- [Set exercise]: Search the entries below. Return every line that has "JSON" in it.

- [Provided entries]:
○ ○ ○ ○ ○ ○ ○

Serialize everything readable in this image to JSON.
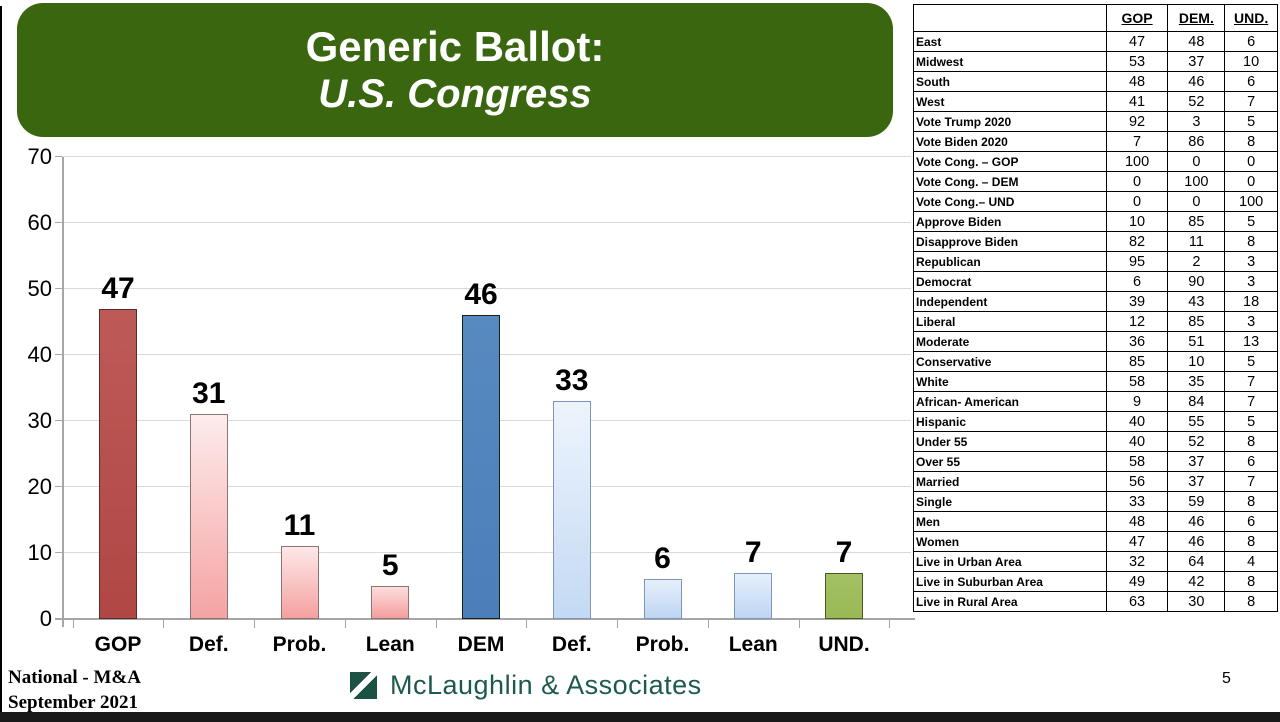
{
  "header": {
    "title_line1": "Generic Ballot:",
    "title_line2": "U.S. Congress"
  },
  "colors": {
    "banner_green": "#39660e",
    "logo_teal": "#1c5a4f",
    "gridline_gray": "#d9d9d9",
    "axis_gray": "#a6a6a6",
    "gop_red": "#b34a47",
    "dem_blue": "#4f81bd",
    "und_green": "#9bbb59",
    "pink_light": "#fdecec",
    "pink_deep": "#f5a3a3",
    "blue_light": "#eef4fd",
    "blue_deep": "#c3d9f3"
  },
  "chart_data": {
    "type": "bar",
    "title": "Generic Ballot: U.S. Congress",
    "categories": [
      "GOP",
      "Def.",
      "Prob.",
      "Lean",
      "DEM",
      "Def.",
      "Prob.",
      "Lean",
      "UND."
    ],
    "values": [
      47,
      31,
      11,
      5,
      46,
      33,
      6,
      7,
      7
    ],
    "xlabel": "",
    "ylabel": "",
    "ylim": [
      0,
      70
    ],
    "yticks": [
      0,
      10,
      20,
      30,
      40,
      50,
      60,
      70
    ],
    "grid": true,
    "legend": false,
    "bar_colors": [
      {
        "fill_top": "#bd5a57",
        "fill_bottom": "#b04745",
        "border": "#592b29"
      },
      {
        "fill_top": "#fdecec",
        "fill_bottom": "#f5a3a3",
        "border": "#8f7474"
      },
      {
        "fill_top": "#fde8e9",
        "fill_bottom": "#f5a0a0",
        "border": "#8f7474"
      },
      {
        "fill_top": "#fbdddd",
        "fill_bottom": "#f59e9e",
        "border": "#8f7474"
      },
      {
        "fill_top": "#578abf",
        "fill_bottom": "#4c7eba",
        "border": "#1c1c1c"
      },
      {
        "fill_top": "#eef4fd",
        "fill_bottom": "#c3d9f3",
        "border": "#7d96bd"
      },
      {
        "fill_top": "#e7f0fc",
        "fill_bottom": "#bed5f2",
        "border": "#7d96bd"
      },
      {
        "fill_top": "#e7f0fc",
        "fill_bottom": "#bed5f2",
        "border": "#7d96bd"
      },
      {
        "fill_top": "#a3c264",
        "fill_bottom": "#98b955",
        "border": "#4c5a22"
      }
    ]
  },
  "table": {
    "headers": [
      "",
      "GOP",
      "DEM.",
      "UND."
    ],
    "rows": [
      [
        "East",
        47,
        48,
        6
      ],
      [
        "Midwest",
        53,
        37,
        10
      ],
      [
        "South",
        48,
        46,
        6
      ],
      [
        "West",
        41,
        52,
        7
      ],
      [
        "Vote Trump 2020",
        92,
        3,
        5
      ],
      [
        "Vote Biden 2020",
        7,
        86,
        8
      ],
      [
        "Vote Cong. – GOP",
        100,
        0,
        0
      ],
      [
        "Vote Cong. – DEM",
        0,
        100,
        0
      ],
      [
        "Vote Cong.– UND",
        0,
        0,
        100
      ],
      [
        "Approve Biden",
        10,
        85,
        5
      ],
      [
        "Disapprove Biden",
        82,
        11,
        8
      ],
      [
        "Republican",
        95,
        2,
        3
      ],
      [
        "Democrat",
        6,
        90,
        3
      ],
      [
        "Independent",
        39,
        43,
        18
      ],
      [
        "Liberal",
        12,
        85,
        3
      ],
      [
        "Moderate",
        36,
        51,
        13
      ],
      [
        "Conservative",
        85,
        10,
        5
      ],
      [
        "White",
        58,
        35,
        7
      ],
      [
        "African- American",
        9,
        84,
        7
      ],
      [
        "Hispanic",
        40,
        55,
        5
      ],
      [
        "Under 55",
        40,
        52,
        8
      ],
      [
        "Over 55",
        58,
        37,
        6
      ],
      [
        "Married",
        56,
        37,
        7
      ],
      [
        "Single",
        33,
        59,
        8
      ],
      [
        "Men",
        48,
        46,
        6
      ],
      [
        "Women",
        47,
        46,
        8
      ],
      [
        "Live in Urban Area",
        32,
        64,
        4
      ],
      [
        "Live in Suburban Area",
        49,
        42,
        8
      ],
      [
        "Live in Rural Area",
        63,
        30,
        8
      ]
    ]
  },
  "footer": {
    "source_line1": "National - M&A",
    "source_line2": "September 2021",
    "logo_text": "McLaughlin & Associates",
    "page_number": "5"
  }
}
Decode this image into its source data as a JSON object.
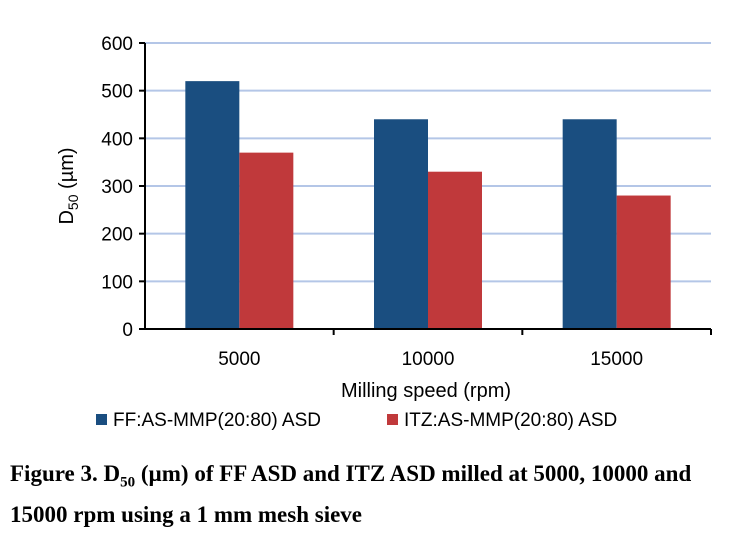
{
  "chart_data": {
    "type": "bar",
    "categories": [
      "5000",
      "10000",
      "15000"
    ],
    "series": [
      {
        "name": "FF:AS-MMP(20:80) ASD",
        "values": [
          520,
          440,
          440
        ],
        "color": "#1a4e80"
      },
      {
        "name": "ITZ:AS-MMP(20:80) ASD",
        "values": [
          370,
          330,
          280
        ],
        "color": "#c0393b"
      }
    ],
    "xlabel": "Milling speed (rpm)",
    "ylabel_main": "D",
    "ylabel_sub": "50",
    "ylabel_unit": " (µm)",
    "ylim": [
      0,
      600
    ],
    "yticks": [
      0,
      100,
      200,
      300,
      400,
      500,
      600
    ],
    "grid": true,
    "gridline_color": "#b4c6e7",
    "legend_position": "bottom"
  },
  "caption": {
    "prefix": "Figure 3. D",
    "sub": "50",
    "rest": " (µm) of FF ASD and ITZ ASD milled at 5000, 10000 and 15000 rpm using a 1 mm mesh sieve"
  }
}
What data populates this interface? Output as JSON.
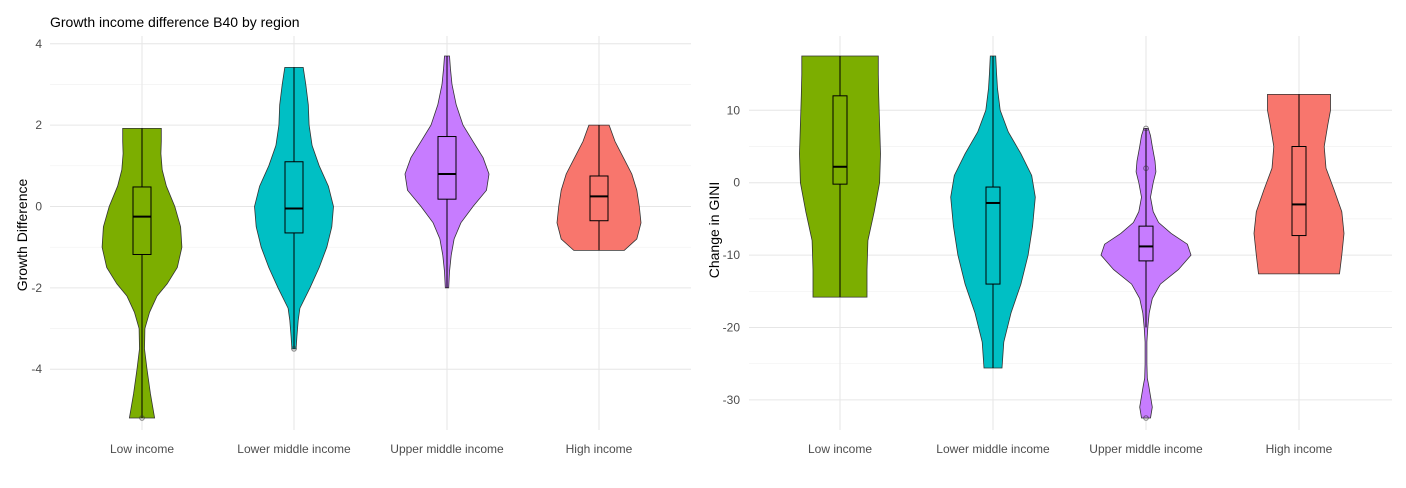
{
  "colors": {
    "Low income": "#7CAE00",
    "Lower middle income": "#00BFC4",
    "Upper middle income": "#C77CFF",
    "High income": "#F8766D"
  },
  "chart_data": [
    {
      "type": "violin",
      "title": "Growth income difference B40 by region",
      "xlabel": "",
      "ylabel": "Growth Difference",
      "ylim": [
        -5.2,
        3.7
      ],
      "yticks": [
        -4,
        -2,
        0,
        2,
        4
      ],
      "grid": true,
      "legend": "none",
      "categories": [
        "Low income",
        "Lower middle income",
        "Upper middle income",
        "High income"
      ],
      "series": [
        {
          "category": "Low income",
          "box": {
            "q1": -1.18,
            "median": -0.25,
            "q3": 0.48,
            "whisker_low": -5.2,
            "whisker_high": 1.92
          },
          "outliers": [
            -5.2
          ],
          "density": [
            [
              -5.2,
              0.3
            ],
            [
              -4.6,
              0.2
            ],
            [
              -4.0,
              0.12
            ],
            [
              -3.5,
              0.06
            ],
            [
              -3.0,
              0.07
            ],
            [
              -2.6,
              0.18
            ],
            [
              -2.2,
              0.36
            ],
            [
              -1.9,
              0.6
            ],
            [
              -1.5,
              0.84
            ],
            [
              -1.0,
              0.95
            ],
            [
              -0.5,
              0.92
            ],
            [
              0.0,
              0.78
            ],
            [
              0.5,
              0.58
            ],
            [
              0.9,
              0.48
            ],
            [
              1.3,
              0.45
            ],
            [
              1.6,
              0.46
            ],
            [
              1.92,
              0.46
            ]
          ]
        },
        {
          "category": "Lower middle income",
          "box": {
            "q1": -0.65,
            "median": -0.05,
            "q3": 1.1,
            "whisker_low": -3.5,
            "whisker_high": 3.42
          },
          "outliers": [
            -3.5
          ],
          "density": [
            [
              -3.5,
              0.05
            ],
            [
              -3.2,
              0.07
            ],
            [
              -2.8,
              0.1
            ],
            [
              -2.5,
              0.14
            ],
            [
              -2.0,
              0.38
            ],
            [
              -1.5,
              0.6
            ],
            [
              -1.0,
              0.78
            ],
            [
              -0.5,
              0.9
            ],
            [
              0.0,
              0.94
            ],
            [
              0.5,
              0.82
            ],
            [
              1.0,
              0.6
            ],
            [
              1.5,
              0.43
            ],
            [
              2.0,
              0.36
            ],
            [
              2.5,
              0.34
            ],
            [
              3.0,
              0.28
            ],
            [
              3.42,
              0.22
            ]
          ]
        },
        {
          "category": "Upper middle income",
          "box": {
            "q1": 0.18,
            "median": 0.8,
            "q3": 1.72,
            "whisker_low": -2.0,
            "whisker_high": 3.7
          },
          "outliers": [],
          "density": [
            [
              -2.0,
              0.04
            ],
            [
              -1.6,
              0.06
            ],
            [
              -1.2,
              0.1
            ],
            [
              -0.8,
              0.17
            ],
            [
              -0.4,
              0.33
            ],
            [
              0.0,
              0.62
            ],
            [
              0.4,
              0.94
            ],
            [
              0.8,
              1.0
            ],
            [
              1.2,
              0.86
            ],
            [
              1.6,
              0.62
            ],
            [
              2.0,
              0.38
            ],
            [
              2.5,
              0.22
            ],
            [
              3.0,
              0.12
            ],
            [
              3.4,
              0.08
            ],
            [
              3.7,
              0.06
            ]
          ]
        },
        {
          "category": "High income",
          "box": {
            "q1": -0.35,
            "median": 0.25,
            "q3": 0.75,
            "whisker_low": -1.08,
            "whisker_high": 2.0
          },
          "outliers": [],
          "density": [
            [
              -1.08,
              0.6
            ],
            [
              -0.8,
              0.9
            ],
            [
              -0.4,
              1.0
            ],
            [
              0.0,
              0.96
            ],
            [
              0.4,
              0.9
            ],
            [
              0.8,
              0.78
            ],
            [
              1.2,
              0.58
            ],
            [
              1.6,
              0.38
            ],
            [
              2.0,
              0.24
            ]
          ]
        }
      ]
    },
    {
      "type": "violin",
      "title": "",
      "xlabel": "",
      "ylabel": "Change in GINI",
      "ylim": [
        -32.5,
        17.5
      ],
      "yticks": [
        -30,
        -20,
        -10,
        0,
        10
      ],
      "grid": true,
      "legend": "none",
      "categories": [
        "Low income",
        "Lower middle income",
        "Upper middle income",
        "High income"
      ],
      "series": [
        {
          "category": "Low income",
          "box": {
            "q1": -0.2,
            "median": 2.2,
            "q3": 12.0,
            "whisker_low": -15.8,
            "whisker_high": 17.5
          },
          "outliers": [],
          "density": [
            [
              -15.8,
              0.6
            ],
            [
              -12,
              0.6
            ],
            [
              -8,
              0.62
            ],
            [
              -4,
              0.76
            ],
            [
              0,
              0.88
            ],
            [
              4,
              0.9
            ],
            [
              8,
              0.88
            ],
            [
              12,
              0.86
            ],
            [
              15,
              0.85
            ],
            [
              17.5,
              0.85
            ]
          ]
        },
        {
          "category": "Lower middle income",
          "box": {
            "q1": -14.0,
            "median": -2.8,
            "q3": -0.6,
            "whisker_low": -25.6,
            "whisker_high": 17.5
          },
          "outliers": [],
          "density": [
            [
              -25.6,
              0.2
            ],
            [
              -22,
              0.24
            ],
            [
              -18,
              0.4
            ],
            [
              -14,
              0.62
            ],
            [
              -10,
              0.78
            ],
            [
              -6,
              0.88
            ],
            [
              -2,
              0.94
            ],
            [
              1,
              0.86
            ],
            [
              4,
              0.62
            ],
            [
              7,
              0.34
            ],
            [
              10,
              0.16
            ],
            [
              13,
              0.1
            ],
            [
              15,
              0.08
            ],
            [
              17.5,
              0.06
            ]
          ]
        },
        {
          "category": "Upper middle income",
          "box": {
            "q1": -10.8,
            "median": -8.8,
            "q3": -6.0,
            "whisker_low": -20.0,
            "whisker_high": 7.5
          },
          "outliers": [
            -32.5,
            2.0,
            7.5
          ],
          "density": [
            [
              -32.5,
              0.1
            ],
            [
              -31,
              0.14
            ],
            [
              -29.5,
              0.1
            ],
            [
              -28,
              0.06
            ],
            [
              -27,
              0.03
            ],
            [
              -25,
              0.02
            ],
            [
              -22,
              0.02
            ],
            [
              -20,
              0.04
            ],
            [
              -18,
              0.07
            ],
            [
              -16,
              0.14
            ],
            [
              -14,
              0.32
            ],
            [
              -12,
              0.72
            ],
            [
              -10,
              1.0
            ],
            [
              -8.5,
              0.92
            ],
            [
              -7,
              0.56
            ],
            [
              -5.5,
              0.28
            ],
            [
              -4,
              0.16
            ],
            [
              -2,
              0.1
            ],
            [
              0,
              0.16
            ],
            [
              1.5,
              0.22
            ],
            [
              3,
              0.2
            ],
            [
              5,
              0.14
            ],
            [
              6.5,
              0.1
            ],
            [
              7.5,
              0.05
            ]
          ]
        },
        {
          "category": "High income",
          "box": {
            "q1": -7.3,
            "median": -3.0,
            "q3": 5.0,
            "whisker_low": -12.6,
            "whisker_high": 12.2
          },
          "outliers": [],
          "density": [
            [
              -12.6,
              0.9
            ],
            [
              -10,
              0.95
            ],
            [
              -7,
              1.0
            ],
            [
              -4,
              0.95
            ],
            [
              -1,
              0.78
            ],
            [
              2,
              0.6
            ],
            [
              5,
              0.56
            ],
            [
              8,
              0.64
            ],
            [
              10,
              0.7
            ],
            [
              12.2,
              0.7
            ]
          ]
        }
      ]
    }
  ]
}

○ ○ ○ ○ ○ ○ ○

- [Full response]:
Serialize everything readable in this image to JSON.
Decode this image into its source data as a JSON object.
What data populates this interface? Output as JSON.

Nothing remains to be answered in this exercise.